Given instruction:
What follows is a set of records, each of which is to be written out exactly.

══ Entries supplied ══

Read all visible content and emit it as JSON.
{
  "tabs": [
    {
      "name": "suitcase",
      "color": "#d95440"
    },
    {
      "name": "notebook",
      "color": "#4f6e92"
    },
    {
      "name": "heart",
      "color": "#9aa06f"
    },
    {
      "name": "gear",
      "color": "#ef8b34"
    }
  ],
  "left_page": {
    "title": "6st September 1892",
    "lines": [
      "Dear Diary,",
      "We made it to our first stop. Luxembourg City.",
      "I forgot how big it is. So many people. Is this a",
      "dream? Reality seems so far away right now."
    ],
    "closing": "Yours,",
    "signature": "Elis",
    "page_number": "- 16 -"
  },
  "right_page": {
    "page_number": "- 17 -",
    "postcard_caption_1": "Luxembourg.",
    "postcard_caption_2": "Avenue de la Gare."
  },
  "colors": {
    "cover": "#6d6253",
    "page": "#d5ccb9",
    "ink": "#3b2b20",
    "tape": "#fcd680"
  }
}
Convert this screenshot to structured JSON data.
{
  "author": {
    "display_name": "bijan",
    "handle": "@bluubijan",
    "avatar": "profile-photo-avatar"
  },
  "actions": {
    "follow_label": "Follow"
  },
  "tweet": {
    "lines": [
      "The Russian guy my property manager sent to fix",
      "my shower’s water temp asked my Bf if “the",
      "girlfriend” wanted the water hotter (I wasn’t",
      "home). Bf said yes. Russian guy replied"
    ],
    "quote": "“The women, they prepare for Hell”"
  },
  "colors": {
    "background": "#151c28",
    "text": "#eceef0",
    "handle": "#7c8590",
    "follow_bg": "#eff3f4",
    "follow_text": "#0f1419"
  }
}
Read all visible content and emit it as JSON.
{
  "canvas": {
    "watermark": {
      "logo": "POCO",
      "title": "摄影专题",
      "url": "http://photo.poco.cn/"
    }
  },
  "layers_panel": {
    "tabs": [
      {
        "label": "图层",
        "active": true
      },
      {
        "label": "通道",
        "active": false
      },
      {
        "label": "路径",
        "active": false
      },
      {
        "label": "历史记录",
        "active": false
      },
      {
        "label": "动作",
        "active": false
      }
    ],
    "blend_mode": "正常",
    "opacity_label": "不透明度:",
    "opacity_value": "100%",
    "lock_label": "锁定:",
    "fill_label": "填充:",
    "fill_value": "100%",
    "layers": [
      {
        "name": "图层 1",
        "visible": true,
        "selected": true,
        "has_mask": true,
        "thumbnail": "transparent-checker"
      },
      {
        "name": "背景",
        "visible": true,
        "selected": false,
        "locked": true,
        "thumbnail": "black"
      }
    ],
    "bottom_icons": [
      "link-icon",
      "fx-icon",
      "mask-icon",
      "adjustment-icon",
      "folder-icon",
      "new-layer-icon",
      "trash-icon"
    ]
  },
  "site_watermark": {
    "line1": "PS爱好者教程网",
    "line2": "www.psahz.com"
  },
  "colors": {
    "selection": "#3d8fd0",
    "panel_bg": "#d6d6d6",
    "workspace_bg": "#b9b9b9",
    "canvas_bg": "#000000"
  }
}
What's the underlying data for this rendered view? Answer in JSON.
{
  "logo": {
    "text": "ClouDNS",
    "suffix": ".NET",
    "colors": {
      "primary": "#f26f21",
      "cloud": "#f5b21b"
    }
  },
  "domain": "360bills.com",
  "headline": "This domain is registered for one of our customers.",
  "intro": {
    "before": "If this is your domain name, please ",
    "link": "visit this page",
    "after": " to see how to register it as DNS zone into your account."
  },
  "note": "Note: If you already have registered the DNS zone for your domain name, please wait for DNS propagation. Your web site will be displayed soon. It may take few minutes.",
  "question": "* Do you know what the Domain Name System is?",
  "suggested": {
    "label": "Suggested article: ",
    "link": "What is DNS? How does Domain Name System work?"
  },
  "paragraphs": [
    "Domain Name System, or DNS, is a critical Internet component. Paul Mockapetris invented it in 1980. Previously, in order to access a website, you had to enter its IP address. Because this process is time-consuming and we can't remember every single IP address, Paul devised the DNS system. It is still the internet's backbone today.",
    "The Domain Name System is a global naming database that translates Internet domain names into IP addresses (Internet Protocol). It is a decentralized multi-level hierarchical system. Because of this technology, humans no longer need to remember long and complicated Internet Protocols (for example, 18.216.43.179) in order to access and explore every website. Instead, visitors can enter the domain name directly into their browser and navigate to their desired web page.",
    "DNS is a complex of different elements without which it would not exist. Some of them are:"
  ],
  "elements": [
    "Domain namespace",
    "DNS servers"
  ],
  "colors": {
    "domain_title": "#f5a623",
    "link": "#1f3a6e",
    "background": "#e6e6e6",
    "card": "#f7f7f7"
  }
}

═══

Response for this exercise:
Read all visible content and emit it as JSON.
{
  "tabs": [
    {
      "name": "suitcase",
      "color": "#d95440"
    },
    {
      "name": "notebook",
      "color": "#4f6e92"
    },
    {
      "name": "heart",
      "color": "#9aa06f"
    },
    {
      "name": "gear",
      "color": "#ef8b34"
    }
  ],
  "left_page": {
    "title": "6st September 1892",
    "lines": [
      "Dear Diary,",
      "We made it to our first stop. Luxembourg City.",
      "I forgot how big it is. So many people. Is this a",
      "dream? Reality seems so far away right now."
    ],
    "closing": "Yours,",
    "signature": "Elis",
    "page_number": "- 16 -"
  },
  "right_page": {
    "page_number": "- 17 -",
    "postcard_caption_1": "Luxembourg.",
    "postcard_caption_2": "Avenue de la Gare."
  },
  "colors": {
    "cover": "#6d6253",
    "page": "#d5ccb9",
    "ink": "#3b2b20",
    "tape": "#fcd680"
  }
}
Convert this screenshot to structured JSON data.
{
  "author": {
    "display_name": "bijan",
    "handle": "@bluubijan",
    "avatar": "profile-photo-avatar"
  },
  "actions": {
    "follow_label": "Follow"
  },
  "tweet": {
    "lines": [
      "The Russian guy my property manager sent to fix",
      "my shower’s water temp asked my Bf if “the",
      "girlfriend” wanted the water hotter (I wasn’t",
      "home). Bf said yes. Russian guy replied"
    ],
    "quote": "“The women, they prepare for Hell”"
  },
  "colors": {
    "background": "#151c28",
    "text": "#eceef0",
    "handle": "#7c8590",
    "follow_bg": "#eff3f4",
    "follow_text": "#0f1419"
  }
}
Read all visible content and emit it as JSON.
{
  "canvas": {
    "watermark": {
      "logo": "POCO",
      "title": "摄影专题",
      "url": "http://photo.poco.cn/"
    }
  },
  "layers_panel": {
    "tabs": [
      {
        "label": "图层",
        "active": true
      },
      {
        "label": "通道",
        "active": false
      },
      {
        "label": "路径",
        "active": false
      },
      {
        "label": "历史记录",
        "active": false
      },
      {
        "label": "动作",
        "active": false
      }
    ],
    "blend_mode": "正常",
    "opacity_label": "不透明度:",
    "opacity_value": "100%",
    "lock_label": "锁定:",
    "fill_label": "填充:",
    "fill_value": "100%",
    "layers": [
      {
        "name": "图层 1",
        "visible": true,
        "selected": true,
        "has_mask": true,
        "thumbnail": "transparent-checker"
      },
      {
        "name": "背景",
        "visible": true,
        "selected": false,
        "locked": true,
        "thumbnail": "black"
      }
    ],
    "bottom_icons": [
      "link-icon",
      "fx-icon",
      "mask-icon",
      "adjustment-icon",
      "folder-icon",
      "new-layer-icon",
      "trash-icon"
    ]
  },
  "site_watermark": {
    "line1": "PS爱好者教程网",
    "line2": "www.psahz.com"
  },
  "colors": {
    "selection": "#3d8fd0",
    "panel_bg": "#d6d6d6",
    "workspace_bg": "#b9b9b9",
    "canvas_bg": "#000000"
  }
}
What's the underlying data for this rendered view? Answer in JSON.
{
  "logo": {
    "text": "ClouDNS",
    "suffix": ".NET",
    "colors": {
      "primary": "#f26f21",
      "cloud": "#f5b21b"
    }
  },
  "domain": "360bills.com",
  "headline": "This domain is registered for one of our customers.",
  "intro": {
    "before": "If this is your domain name, please ",
    "link": "visit this page",
    "after": " to see how to register it as DNS zone into your account."
  },
  "note": "Note: If you already have registered the DNS zone for your domain name, please wait for DNS propagation. Your web site will be displayed soon. It may take few minutes.",
  "question": "* Do you know what the Domain Name System is?",
  "suggested": {
    "label": "Suggested article: ",
    "link": "What is DNS? How does Domain Name System work?"
  },
  "paragraphs": [
    "Domain Name System, or DNS, is a critical Internet component. Paul Mockapetris invented it in 1980. Previously, in order to access a website, you had to enter its IP address. Because this process is time-consuming and we can't remember every single IP address, Paul devised the DNS system. It is still the internet's backbone today.",
    "The Domain Name System is a global naming database that translates Internet domain names into IP addresses (Internet Protocol). It is a decentralized multi-level hierarchical system. Because of this technology, humans no longer need to remember long and complicated Internet Protocols (for example, 18.216.43.179) in order to access and explore every website. Instead, visitors can enter the domain name directly into their browser and navigate to their desired web page.",
    "DNS is a complex of different elements without which it would not exist. Some of them are:"
  ],
  "elements": [
    "Domain namespace",
    "DNS servers"
  ],
  "colors": {
    "domain_title": "#f5a623",
    "link": "#1f3a6e",
    "background": "#e6e6e6",
    "card": "#f7f7f7"
  }
}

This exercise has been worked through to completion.